── DATA SECTION ──

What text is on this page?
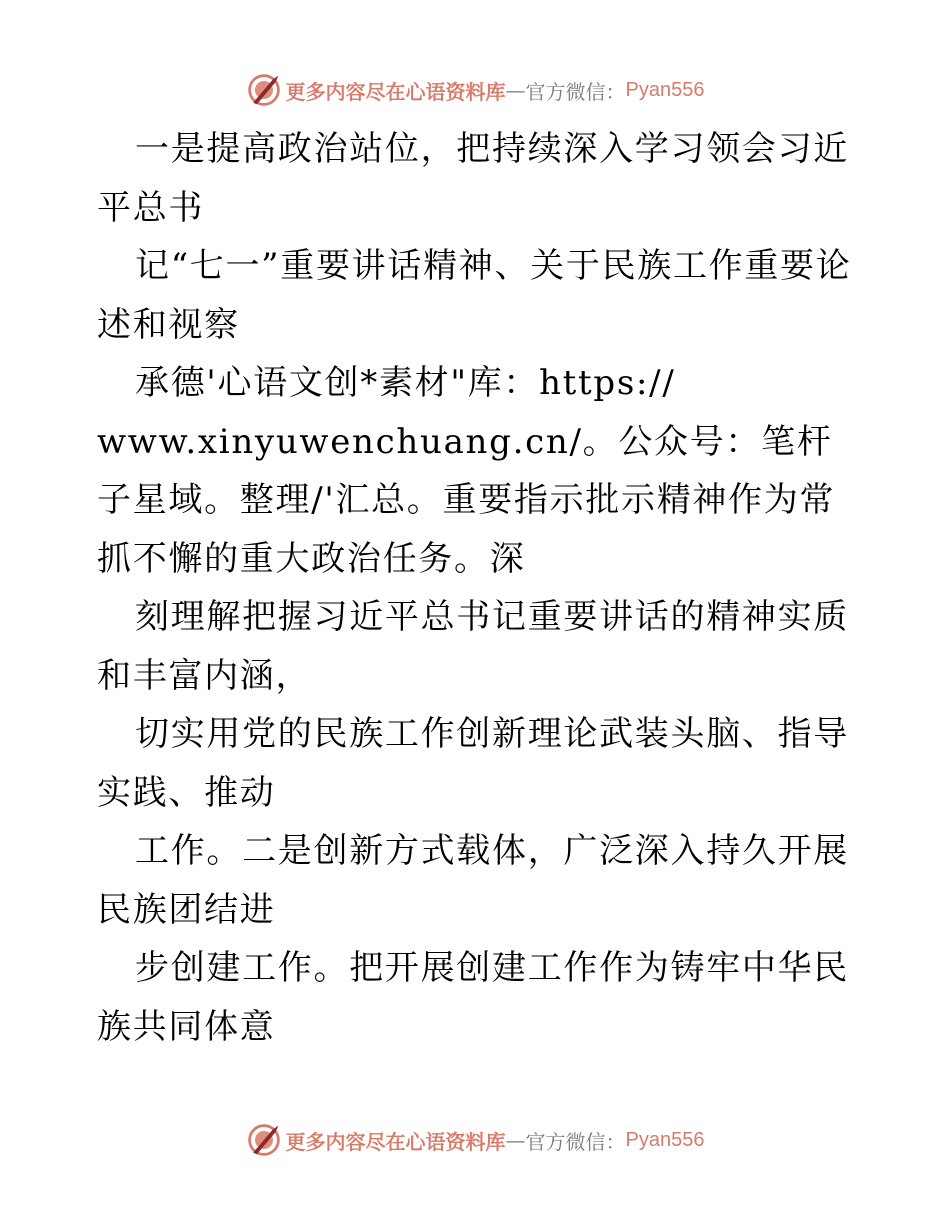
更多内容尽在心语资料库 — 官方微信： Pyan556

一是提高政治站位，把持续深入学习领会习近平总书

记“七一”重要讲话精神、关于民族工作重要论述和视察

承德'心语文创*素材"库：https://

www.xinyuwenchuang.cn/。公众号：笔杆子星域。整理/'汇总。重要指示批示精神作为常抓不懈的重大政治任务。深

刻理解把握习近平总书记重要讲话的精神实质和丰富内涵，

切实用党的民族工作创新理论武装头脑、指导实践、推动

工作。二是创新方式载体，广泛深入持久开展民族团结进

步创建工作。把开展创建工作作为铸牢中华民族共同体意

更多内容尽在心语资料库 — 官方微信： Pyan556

───

*REQUIRED WORK:* Using the data above, print every line exactly, omitting pictures.

*THE COMPLETED TASK:*
What text is on this page?
更多内容尽在心语资料库 — 官方微信： Pyan556

一是提高政治站位，把持续深入学习领会习近平总书

记“七一”重要讲话精神、关于民族工作重要论述和视察

承德'心语文创*素材"库：https://

www.xinyuwenchuang.cn/。公众号：笔杆子星域。整理/'汇总。重要指示批示精神作为常抓不懈的重大政治任务。深

刻理解把握习近平总书记重要讲话的精神实质和丰富内涵，

切实用党的民族工作创新理论武装头脑、指导实践、推动

工作。二是创新方式载体，广泛深入持久开展民族团结进

步创建工作。把开展创建工作作为铸牢中华民族共同体意

更多内容尽在心语资料库 — 官方微信： Pyan556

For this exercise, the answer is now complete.